- **Task goal**
The records that follow are to be repeated without alteration.

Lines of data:
++++
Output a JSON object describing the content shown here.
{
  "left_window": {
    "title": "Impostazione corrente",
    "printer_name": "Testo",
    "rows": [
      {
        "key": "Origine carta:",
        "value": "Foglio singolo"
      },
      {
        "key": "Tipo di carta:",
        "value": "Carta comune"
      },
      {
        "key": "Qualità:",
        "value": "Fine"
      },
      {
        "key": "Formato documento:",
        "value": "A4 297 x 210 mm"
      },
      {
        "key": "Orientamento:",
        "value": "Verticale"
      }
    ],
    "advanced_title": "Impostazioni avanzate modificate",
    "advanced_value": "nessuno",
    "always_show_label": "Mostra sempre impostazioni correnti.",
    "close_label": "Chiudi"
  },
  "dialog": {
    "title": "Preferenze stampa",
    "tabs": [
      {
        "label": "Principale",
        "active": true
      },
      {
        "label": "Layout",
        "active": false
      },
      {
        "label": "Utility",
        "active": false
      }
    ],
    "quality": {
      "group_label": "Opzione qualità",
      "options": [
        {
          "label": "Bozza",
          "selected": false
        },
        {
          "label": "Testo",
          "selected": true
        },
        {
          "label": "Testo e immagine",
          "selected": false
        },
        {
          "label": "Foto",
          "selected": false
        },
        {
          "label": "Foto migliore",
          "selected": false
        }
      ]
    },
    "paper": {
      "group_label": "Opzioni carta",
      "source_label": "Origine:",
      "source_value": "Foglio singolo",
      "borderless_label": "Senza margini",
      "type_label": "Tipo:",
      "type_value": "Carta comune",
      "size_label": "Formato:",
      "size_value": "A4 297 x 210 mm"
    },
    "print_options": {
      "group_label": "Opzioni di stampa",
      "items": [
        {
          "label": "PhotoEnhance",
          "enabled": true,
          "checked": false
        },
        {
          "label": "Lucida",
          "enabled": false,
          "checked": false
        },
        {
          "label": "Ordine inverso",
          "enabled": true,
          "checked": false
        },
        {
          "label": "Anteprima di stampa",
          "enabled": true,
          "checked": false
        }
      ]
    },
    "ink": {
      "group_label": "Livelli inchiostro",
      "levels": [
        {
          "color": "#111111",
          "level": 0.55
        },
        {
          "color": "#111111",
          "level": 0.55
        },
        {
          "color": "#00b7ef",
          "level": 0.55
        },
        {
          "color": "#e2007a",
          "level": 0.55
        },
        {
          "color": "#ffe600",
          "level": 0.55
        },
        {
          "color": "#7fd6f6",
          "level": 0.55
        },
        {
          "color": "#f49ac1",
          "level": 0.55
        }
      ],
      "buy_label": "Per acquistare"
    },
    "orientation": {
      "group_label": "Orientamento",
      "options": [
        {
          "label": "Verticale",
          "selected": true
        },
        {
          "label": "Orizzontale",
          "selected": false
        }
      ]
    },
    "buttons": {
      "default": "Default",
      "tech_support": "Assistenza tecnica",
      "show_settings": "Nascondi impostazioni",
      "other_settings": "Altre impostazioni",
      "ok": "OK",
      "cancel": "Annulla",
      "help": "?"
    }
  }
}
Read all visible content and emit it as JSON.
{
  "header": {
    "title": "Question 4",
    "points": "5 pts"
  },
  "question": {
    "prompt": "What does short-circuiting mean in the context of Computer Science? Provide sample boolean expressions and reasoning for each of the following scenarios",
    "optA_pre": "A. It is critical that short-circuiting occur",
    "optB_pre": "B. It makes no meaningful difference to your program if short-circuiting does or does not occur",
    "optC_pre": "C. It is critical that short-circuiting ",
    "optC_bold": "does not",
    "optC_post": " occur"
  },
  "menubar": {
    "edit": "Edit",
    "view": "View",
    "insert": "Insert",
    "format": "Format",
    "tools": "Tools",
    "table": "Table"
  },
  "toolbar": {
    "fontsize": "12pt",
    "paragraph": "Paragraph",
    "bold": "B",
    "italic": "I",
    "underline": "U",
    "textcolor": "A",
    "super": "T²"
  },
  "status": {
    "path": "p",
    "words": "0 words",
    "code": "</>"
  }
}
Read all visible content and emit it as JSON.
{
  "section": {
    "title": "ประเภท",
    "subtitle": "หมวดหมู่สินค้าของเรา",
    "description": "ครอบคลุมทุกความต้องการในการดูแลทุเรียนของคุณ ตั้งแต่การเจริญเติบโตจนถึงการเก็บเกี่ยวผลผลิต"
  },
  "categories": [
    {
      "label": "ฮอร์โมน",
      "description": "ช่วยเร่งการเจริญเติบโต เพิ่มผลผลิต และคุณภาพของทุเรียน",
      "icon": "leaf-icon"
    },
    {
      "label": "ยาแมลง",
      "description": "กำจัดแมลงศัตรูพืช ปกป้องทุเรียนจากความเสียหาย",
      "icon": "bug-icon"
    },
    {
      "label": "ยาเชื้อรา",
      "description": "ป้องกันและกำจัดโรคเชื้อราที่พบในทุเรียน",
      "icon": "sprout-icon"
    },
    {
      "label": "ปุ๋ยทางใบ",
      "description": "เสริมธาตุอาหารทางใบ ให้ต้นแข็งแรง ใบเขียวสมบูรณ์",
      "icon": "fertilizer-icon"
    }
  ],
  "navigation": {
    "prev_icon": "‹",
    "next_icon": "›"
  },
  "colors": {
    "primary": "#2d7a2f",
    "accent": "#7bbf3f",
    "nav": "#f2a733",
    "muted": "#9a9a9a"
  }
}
++++
- **Exercise result**
Output a JSON object describing the content shown here.
{
  "left_window": {
    "title": "Impostazione corrente",
    "printer_name": "Testo",
    "rows": [
      {
        "key": "Origine carta:",
        "value": "Foglio singolo"
      },
      {
        "key": "Tipo di carta:",
        "value": "Carta comune"
      },
      {
        "key": "Qualità:",
        "value": "Fine"
      },
      {
        "key": "Formato documento:",
        "value": "A4 297 x 210 mm"
      },
      {
        "key": "Orientamento:",
        "value": "Verticale"
      }
    ],
    "advanced_title": "Impostazioni avanzate modificate",
    "advanced_value": "nessuno",
    "always_show_label": "Mostra sempre impostazioni correnti.",
    "close_label": "Chiudi"
  },
  "dialog": {
    "title": "Preferenze stampa",
    "tabs": [
      {
        "label": "Principale",
        "active": true
      },
      {
        "label": "Layout",
        "active": false
      },
      {
        "label": "Utility",
        "active": false
      }
    ],
    "quality": {
      "group_label": "Opzione qualità",
      "options": [
        {
          "label": "Bozza",
          "selected": false
        },
        {
          "label": "Testo",
          "selected": true
        },
        {
          "label": "Testo e immagine",
          "selected": false
        },
        {
          "label": "Foto",
          "selected": false
        },
        {
          "label": "Foto migliore",
          "selected": false
        }
      ]
    },
    "paper": {
      "group_label": "Opzioni carta",
      "source_label": "Origine:",
      "source_value": "Foglio singolo",
      "borderless_label": "Senza margini",
      "type_label": "Tipo:",
      "type_value": "Carta comune",
      "size_label": "Formato:",
      "size_value": "A4 297 x 210 mm"
    },
    "print_options": {
      "group_label": "Opzioni di stampa",
      "items": [
        {
          "label": "PhotoEnhance",
          "enabled": true,
          "checked": false
        },
        {
          "label": "Lucida",
          "enabled": false,
          "checked": false
        },
        {
          "label": "Ordine inverso",
          "enabled": true,
          "checked": false
        },
        {
          "label": "Anteprima di stampa",
          "enabled": true,
          "checked": false
        }
      ]
    },
    "ink": {
      "group_label": "Livelli inchiostro",
      "levels": [
        {
          "color": "#111111",
          "level": 0.55
        },
        {
          "color": "#111111",
          "level": 0.55
        },
        {
          "color": "#00b7ef",
          "level": 0.55
        },
        {
          "color": "#e2007a",
          "level": 0.55
        },
        {
          "color": "#ffe600",
          "level": 0.55
        },
        {
          "color": "#7fd6f6",
          "level": 0.55
        },
        {
          "color": "#f49ac1",
          "level": 0.55
        }
      ],
      "buy_label": "Per acquistare"
    },
    "orientation": {
      "group_label": "Orientamento",
      "options": [
        {
          "label": "Verticale",
          "selected": true
        },
        {
          "label": "Orizzontale",
          "selected": false
        }
      ]
    },
    "buttons": {
      "default": "Default",
      "tech_support": "Assistenza tecnica",
      "show_settings": "Nascondi impostazioni",
      "other_settings": "Altre impostazioni",
      "ok": "OK",
      "cancel": "Annulla",
      "help": "?"
    }
  }
}
Read all visible content and emit it as JSON.
{
  "header": {
    "title": "Question 4",
    "points": "5 pts"
  },
  "question": {
    "prompt": "What does short-circuiting mean in the context of Computer Science? Provide sample boolean expressions and reasoning for each of the following scenarios",
    "optA_pre": "A. It is critical that short-circuiting occur",
    "optB_pre": "B. It makes no meaningful difference to your program if short-circuiting does or does not occur",
    "optC_pre": "C. It is critical that short-circuiting ",
    "optC_bold": "does not",
    "optC_post": " occur"
  },
  "menubar": {
    "edit": "Edit",
    "view": "View",
    "insert": "Insert",
    "format": "Format",
    "tools": "Tools",
    "table": "Table"
  },
  "toolbar": {
    "fontsize": "12pt",
    "paragraph": "Paragraph",
    "bold": "B",
    "italic": "I",
    "underline": "U",
    "textcolor": "A",
    "super": "T²"
  },
  "status": {
    "path": "p",
    "words": "0 words",
    "code": "</>"
  }
}
Read all visible content and emit it as JSON.
{
  "section": {
    "title": "ประเภท",
    "subtitle": "หมวดหมู่สินค้าของเรา",
    "description": "ครอบคลุมทุกความต้องการในการดูแลทุเรียนของคุณ ตั้งแต่การเจริญเติบโตจนถึงการเก็บเกี่ยวผลผลิต"
  },
  "categories": [
    {
      "label": "ฮอร์โมน",
      "description": "ช่วยเร่งการเจริญเติบโต เพิ่มผลผลิต และคุณภาพของทุเรียน",
      "icon": "leaf-icon"
    },
    {
      "label": "ยาแมลง",
      "description": "กำจัดแมลงศัตรูพืช ปกป้องทุเรียนจากความเสียหาย",
      "icon": "bug-icon"
    },
    {
      "label": "ยาเชื้อรา",
      "description": "ป้องกันและกำจัดโรคเชื้อราที่พบในทุเรียน",
      "icon": "sprout-icon"
    },
    {
      "label": "ปุ๋ยทางใบ",
      "description": "เสริมธาตุอาหารทางใบ ให้ต้นแข็งแรง ใบเขียวสมบูรณ์",
      "icon": "fertilizer-icon"
    }
  ],
  "navigation": {
    "prev_icon": "‹",
    "next_icon": "›"
  },
  "colors": {
    "primary": "#2d7a2f",
    "accent": "#7bbf3f",
    "nav": "#f2a733",
    "muted": "#9a9a9a"
  }
}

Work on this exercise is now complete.